WHAT THE TASK ASKS:
Leave out the pictures and return every entry exactly as it appears.

DATA SUPPLIED:

>>>

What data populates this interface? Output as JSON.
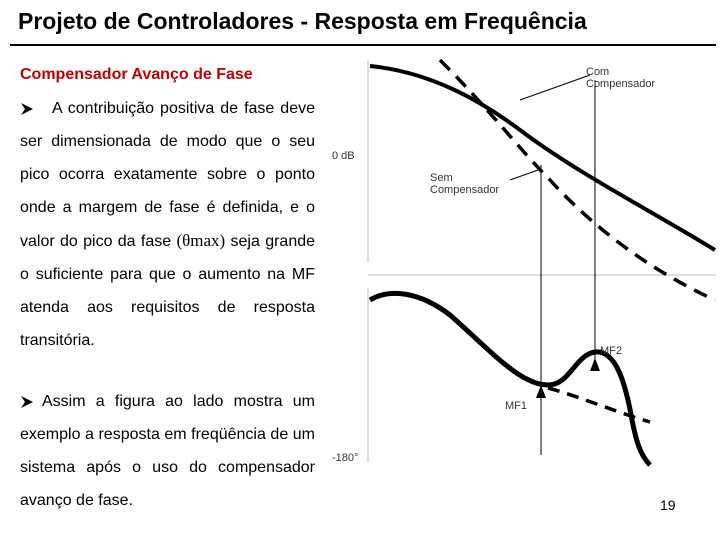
{
  "header": {
    "title": "Projeto de Controladores - Resposta em Frequência"
  },
  "section": {
    "title": "Compensador Avanço de Fase"
  },
  "bullets": [
    {
      "parts": [
        "A contribuição positiva de fase deve ser dimensionada de modo que o seu pico ocorra exatamente sobre o ponto onde a margem de fase é definida, e o valor do pico da fase ",
        "(θmax)",
        " seja grande o suficiente para que o aumento na MF atenda aos requisitos de resposta transitória."
      ]
    },
    {
      "parts": [
        "Assim a figura ao lado mostra um exemplo a resposta em freqüência de um sistema após o uso do compensador avanço de fase."
      ]
    }
  ],
  "figure": {
    "labels": {
      "with_compensator": "Com Compensador",
      "zero_db": "0 dB",
      "without_compensator": "Sem Compensador",
      "mf2": "MF2",
      "mf1": "MF1",
      "minus_180": "-180°"
    }
  },
  "footer": {
    "page": "19"
  }
}
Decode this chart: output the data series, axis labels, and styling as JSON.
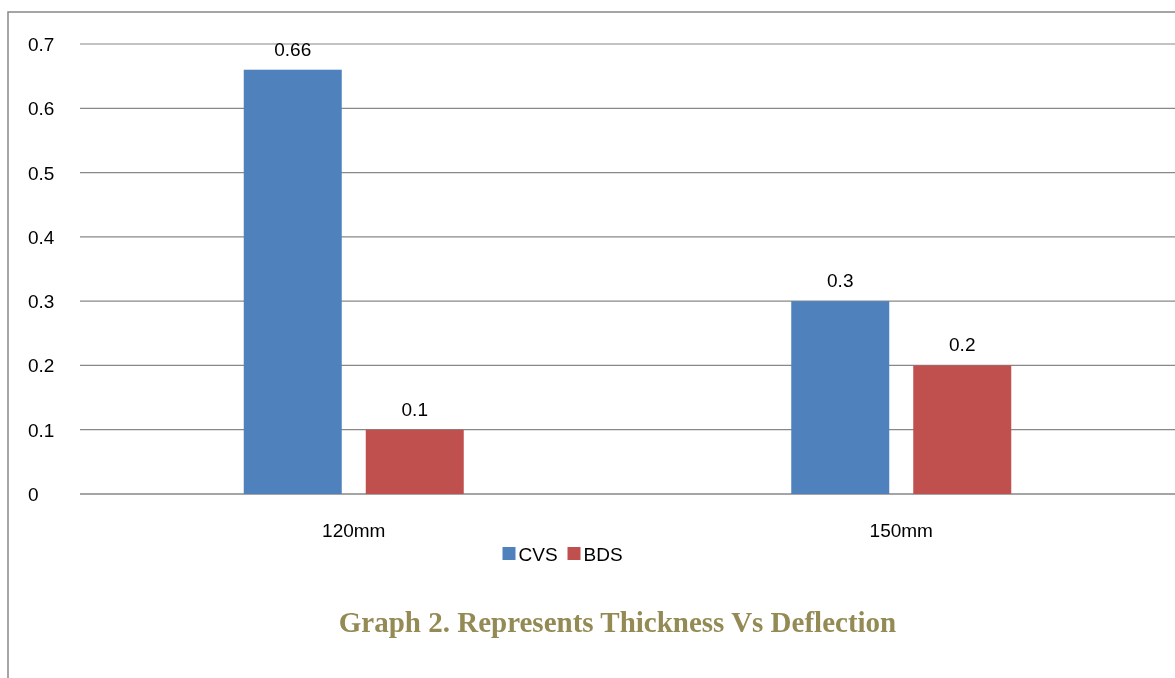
{
  "chart_data": {
    "type": "bar",
    "categories": [
      "120mm",
      "150mm"
    ],
    "series": [
      {
        "name": "CVS",
        "color": "#4f81bd",
        "values": [
          0.66,
          0.3
        ]
      },
      {
        "name": "BDS",
        "color": "#c0504d",
        "values": [
          0.1,
          0.2
        ]
      }
    ],
    "ylim": [
      0,
      0.7
    ],
    "yticks": [
      0,
      0.1,
      0.2,
      0.3,
      0.4,
      0.5,
      0.6,
      0.7
    ],
    "grid": "y",
    "legend": "bottom",
    "data_labels": true,
    "annotations": [
      "Graph 2. Represents Thickness Vs Deflection"
    ]
  }
}
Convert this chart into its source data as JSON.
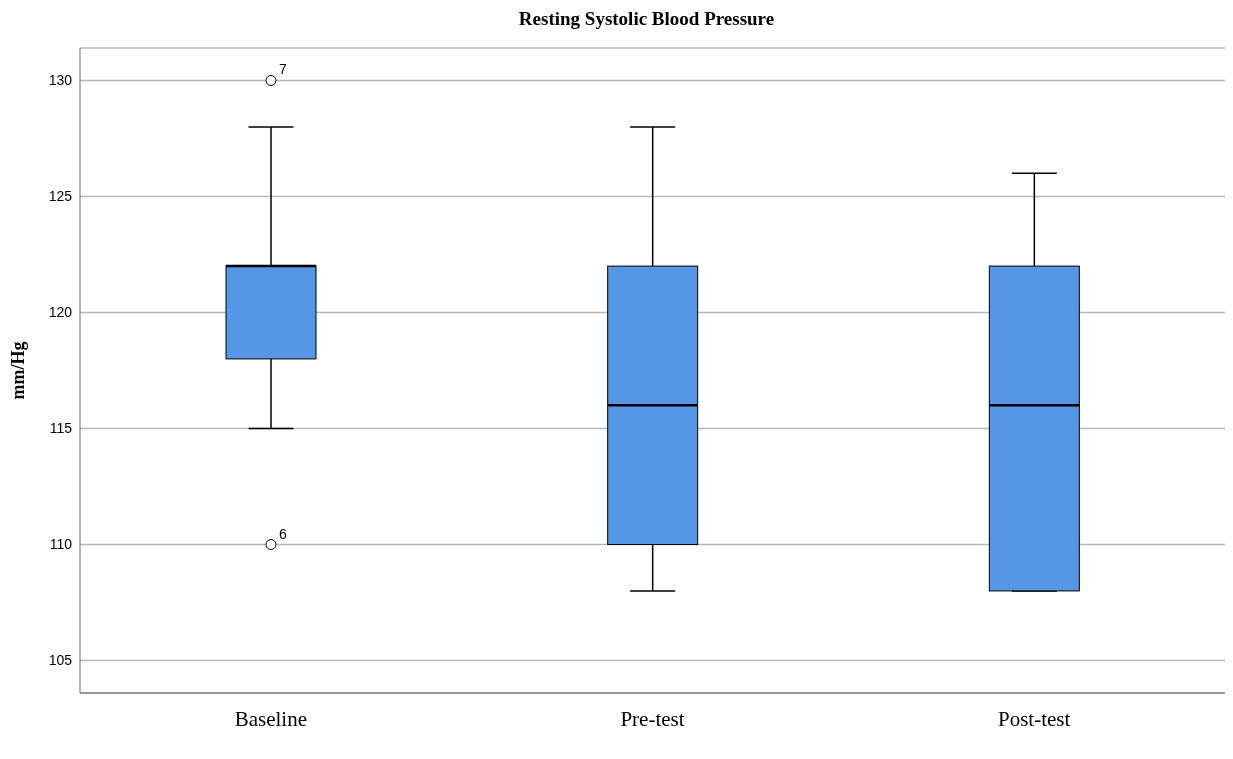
{
  "chart_data": {
    "type": "box",
    "title": "Resting Systolic Blood Pressure",
    "ylabel": "mm/Hg",
    "categories": [
      "Baseline",
      "Pre-test",
      "Post-test"
    ],
    "color": "#5596e6",
    "boxes": [
      {
        "low": 115,
        "q1": 118,
        "median": 122,
        "q3": 122,
        "high": 128,
        "outliers": [
          130,
          110
        ]
      },
      {
        "low": 108,
        "q1": 110,
        "median": 116,
        "q3": 122,
        "high": 128
      },
      {
        "low": 108,
        "q1": 108,
        "median": 116,
        "q3": 122,
        "high": 126
      }
    ],
    "annotations": [
      "7",
      "6"
    ],
    "ylim": [
      103.6,
      131.4
    ],
    "yticks": [
      105,
      110,
      115,
      120,
      125,
      130
    ],
    "grid": "y"
  }
}
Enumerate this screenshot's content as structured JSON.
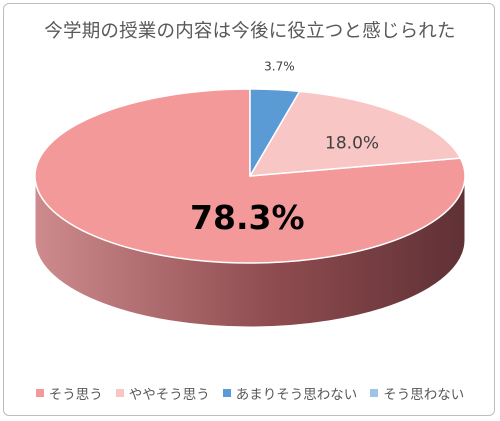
{
  "chart_data": {
    "type": "pie",
    "title": "今学期の授業の内容は今後に役立つと感じられた",
    "categories": [
      "そう思う",
      "ややそう思う",
      "あまりそう思わない",
      "そう思わない"
    ],
    "values": [
      78.3,
      18.0,
      3.7,
      0.0
    ],
    "labels": [
      "78.3%",
      "18.0%",
      "3.7%"
    ],
    "colors": [
      "#f4999a",
      "#f9c6c6",
      "#5b9bd5",
      "#9dc3e6"
    ],
    "side_colors": [
      "#a85b5e",
      "#c58e8f",
      "#3d6f9e",
      "#6f95ba"
    ],
    "legend_position": "bottom",
    "style": "3d"
  }
}
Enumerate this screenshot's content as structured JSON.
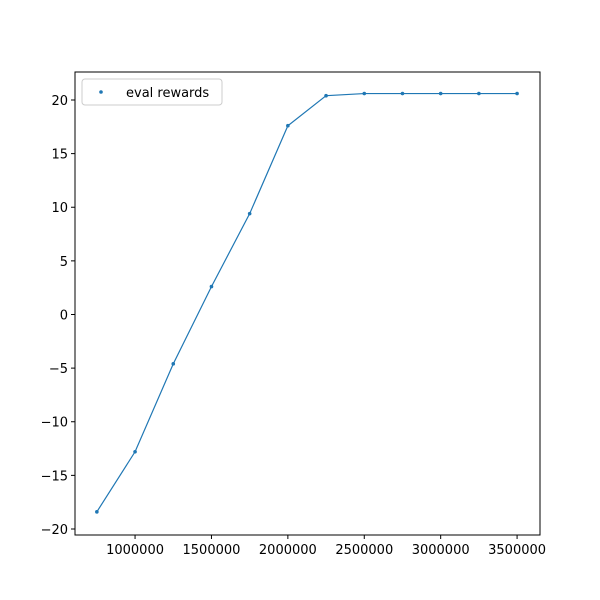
{
  "chart_data": {
    "type": "line",
    "x": [
      750000,
      1000000,
      1250000,
      1500000,
      1750000,
      2000000,
      2250000,
      2500000,
      2750000,
      3000000,
      3250000,
      3500000
    ],
    "series": [
      {
        "name": "eval rewards",
        "color": "#1f77b4",
        "values": [
          -18.4,
          -12.8,
          -4.6,
          2.6,
          9.4,
          17.6,
          20.4,
          20.6,
          20.6,
          20.6,
          20.6,
          20.6
        ]
      }
    ],
    "xlim": [
      607000,
      3650000
    ],
    "xticks": [
      1000000,
      1500000,
      2000000,
      2500000,
      3000000,
      3500000
    ],
    "ylim": [
      -20.56,
      22.61
    ],
    "yticks": [
      {
        "value": -20,
        "label": "−20"
      },
      {
        "value": -15,
        "label": "−15"
      },
      {
        "value": -10,
        "label": "−10"
      },
      {
        "value": -5,
        "label": "−5"
      },
      0,
      5,
      10,
      15,
      20
    ],
    "legend": "upper left"
  }
}
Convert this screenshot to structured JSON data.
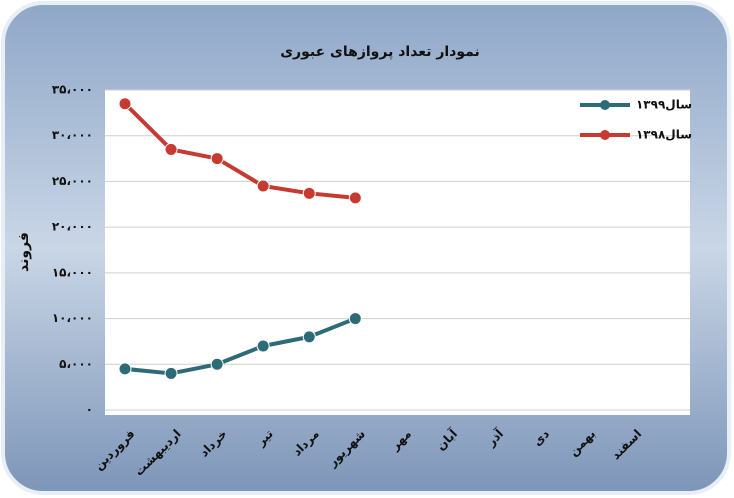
{
  "chart_data": {
    "type": "line",
    "title": "نمودار تعداد پروازهای عبوری",
    "ylabel": "فروند",
    "categories": [
      "فروردین",
      "اردیبهشت",
      "خرداد",
      "تیر",
      "مرداد",
      "شهریور",
      "مهر",
      "آبان",
      "آذر",
      "دی",
      "بهمن",
      "اسفند"
    ],
    "series": [
      {
        "name": "سال۱۳۹۹",
        "color": "#2e6b78",
        "values": [
          4500,
          4000,
          5000,
          7000,
          8000,
          10000,
          null,
          null,
          null,
          null,
          null,
          null
        ]
      },
      {
        "name": "سال۱۳۹۸",
        "color": "#c63a32",
        "values": [
          33500,
          28500,
          27500,
          24500,
          23700,
          23200,
          null,
          null,
          null,
          null,
          null,
          null
        ]
      }
    ],
    "ylim": [
      0,
      35000
    ],
    "yticks": [
      {
        "value": 0,
        "label": "۰"
      },
      {
        "value": 5000,
        "label": "۵،۰۰۰"
      },
      {
        "value": 10000,
        "label": "۱۰،۰۰۰"
      },
      {
        "value": 15000,
        "label": "۱۵،۰۰۰"
      },
      {
        "value": 20000,
        "label": "۲۰،۰۰۰"
      },
      {
        "value": 25000,
        "label": "۲۵،۰۰۰"
      },
      {
        "value": 30000,
        "label": "۳۰،۰۰۰"
      },
      {
        "value": 35000,
        "label": "۳۵،۰۰۰"
      }
    ],
    "grid": true
  }
}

<<<

RESPONSE BELOW:
What data populates this interface? Output as JSON.
{
  "header": {
    "title": "Projeto de Controladores - Resposta em Frequência"
  },
  "section": {
    "title": "Compensador Avanço de Fase"
  },
  "bullets": [
    {
      "parts": [
        "A contribuição positiva de fase deve ser dimensionada de modo que o seu pico ocorra exatamente sobre o ponto onde a margem de fase é definida, e o valor do pico da fase ",
        "(θmax)",
        " seja grande o suficiente para que o aumento na MF atenda aos requisitos de resposta transitória."
      ]
    },
    {
      "parts": [
        "Assim a figura ao lado mostra um exemplo a resposta em freqüência de um sistema após o uso do compensador avanço de fase."
      ]
    }
  ],
  "figure": {
    "labels": {
      "with_compensator": "Com Compensador",
      "zero_db": "0 dB",
      "without_compensator": "Sem Compensador",
      "mf2": "MF2",
      "mf1": "MF1",
      "minus_180": "-180°"
    }
  },
  "footer": {
    "page": "19"
  }
}
Decode this chart: output the data series, axis labels, and styling as JSON.
{
  "chart_data": {
    "type": "bar",
    "categories": [
      "120mm",
      "150mm"
    ],
    "series": [
      {
        "name": "CVS",
        "color": "#4f81bd",
        "values": [
          0.66,
          0.3
        ]
      },
      {
        "name": "BDS",
        "color": "#c0504d",
        "values": [
          0.1,
          0.2
        ]
      }
    ],
    "ylim": [
      0,
      0.7
    ],
    "yticks": [
      0,
      0.1,
      0.2,
      0.3,
      0.4,
      0.5,
      0.6,
      0.7
    ],
    "grid": "y",
    "legend": "bottom",
    "data_labels": true,
    "annotations": [
      "Graph 2. Represents Thickness Vs Deflection"
    ]
  }
}
Convert this chart into its source data as JSON.
{
  "chart_data": {
    "type": "box",
    "title": "Resting Systolic Blood Pressure",
    "ylabel": "mm/Hg",
    "categories": [
      "Baseline",
      "Pre-test",
      "Post-test"
    ],
    "color": "#5596e6",
    "boxes": [
      {
        "low": 115,
        "q1": 118,
        "median": 122,
        "q3": 122,
        "high": 128,
        "outliers": [
          130,
          110
        ]
      },
      {
        "low": 108,
        "q1": 110,
        "median": 116,
        "q3": 122,
        "high": 128
      },
      {
        "low": 108,
        "q1": 108,
        "median": 116,
        "q3": 122,
        "high": 126
      }
    ],
    "annotations": [
      "7",
      "6"
    ],
    "ylim": [
      103.6,
      131.4
    ],
    "yticks": [
      105,
      110,
      115,
      120,
      125,
      130
    ],
    "grid": "y"
  }
}
Enumerate this screenshot's content as structured JSON.
{
  "chart_data": {
    "type": "pie",
    "title": "今学期の授業の内容は今後に役立つと感じられた",
    "categories": [
      "そう思う",
      "ややそう思う",
      "あまりそう思わない",
      "そう思わない"
    ],
    "values": [
      78.3,
      18.0,
      3.7,
      0.0
    ],
    "labels": [
      "78.3%",
      "18.0%",
      "3.7%"
    ],
    "colors": [
      "#f4999a",
      "#f9c6c6",
      "#5b9bd5",
      "#9dc3e6"
    ],
    "side_colors": [
      "#a85b5e",
      "#c58e8f",
      "#3d6f9e",
      "#6f95ba"
    ],
    "legend_position": "bottom",
    "style": "3d"
  }
}
Enumerate this screenshot's content as structured JSON.
{
  "chart_data": {
    "type": "line",
    "x": [
      750000,
      1000000,
      1250000,
      1500000,
      1750000,
      2000000,
      2250000,
      2500000,
      2750000,
      3000000,
      3250000,
      3500000
    ],
    "series": [
      {
        "name": "eval rewards",
        "color": "#1f77b4",
        "values": [
          -18.4,
          -12.8,
          -4.6,
          2.6,
          9.4,
          17.6,
          20.4,
          20.6,
          20.6,
          20.6,
          20.6,
          20.6
        ]
      }
    ],
    "xlim": [
      607000,
      3650000
    ],
    "xticks": [
      1000000,
      1500000,
      2000000,
      2500000,
      3000000,
      3500000
    ],
    "ylim": [
      -20.56,
      22.61
    ],
    "yticks": [
      {
        "value": -20,
        "label": "−20"
      },
      {
        "value": -15,
        "label": "−15"
      },
      {
        "value": -10,
        "label": "−10"
      },
      {
        "value": -5,
        "label": "−5"
      },
      0,
      5,
      10,
      15,
      20
    ],
    "legend": "upper left"
  }
}
Convert this screenshot to structured JSON data.
{
  "chart_data": {
    "type": "line",
    "title": "نمودار تعداد پروازهای عبوری",
    "ylabel": "فروند",
    "categories": [
      "فروردین",
      "اردیبهشت",
      "خرداد",
      "تیر",
      "مرداد",
      "شهریور",
      "مهر",
      "آبان",
      "آذر",
      "دی",
      "بهمن",
      "اسفند"
    ],
    "series": [
      {
        "name": "سال۱۳۹۹",
        "color": "#2e6b78",
        "values": [
          4500,
          4000,
          5000,
          7000,
          8000,
          10000,
          null,
          null,
          null,
          null,
          null,
          null
        ]
      },
      {
        "name": "سال۱۳۹۸",
        "color": "#c63a32",
        "values": [
          33500,
          28500,
          27500,
          24500,
          23700,
          23200,
          null,
          null,
          null,
          null,
          null,
          null
        ]
      }
    ],
    "ylim": [
      0,
      35000
    ],
    "yticks": [
      {
        "value": 0,
        "label": "۰"
      },
      {
        "value": 5000,
        "label": "۵،۰۰۰"
      },
      {
        "value": 10000,
        "label": "۱۰،۰۰۰"
      },
      {
        "value": 15000,
        "label": "۱۵،۰۰۰"
      },
      {
        "value": 20000,
        "label": "۲۰،۰۰۰"
      },
      {
        "value": 25000,
        "label": "۲۵،۰۰۰"
      },
      {
        "value": 30000,
        "label": "۳۰،۰۰۰"
      },
      {
        "value": 35000,
        "label": "۳۵،۰۰۰"
      }
    ],
    "grid": true
  }
}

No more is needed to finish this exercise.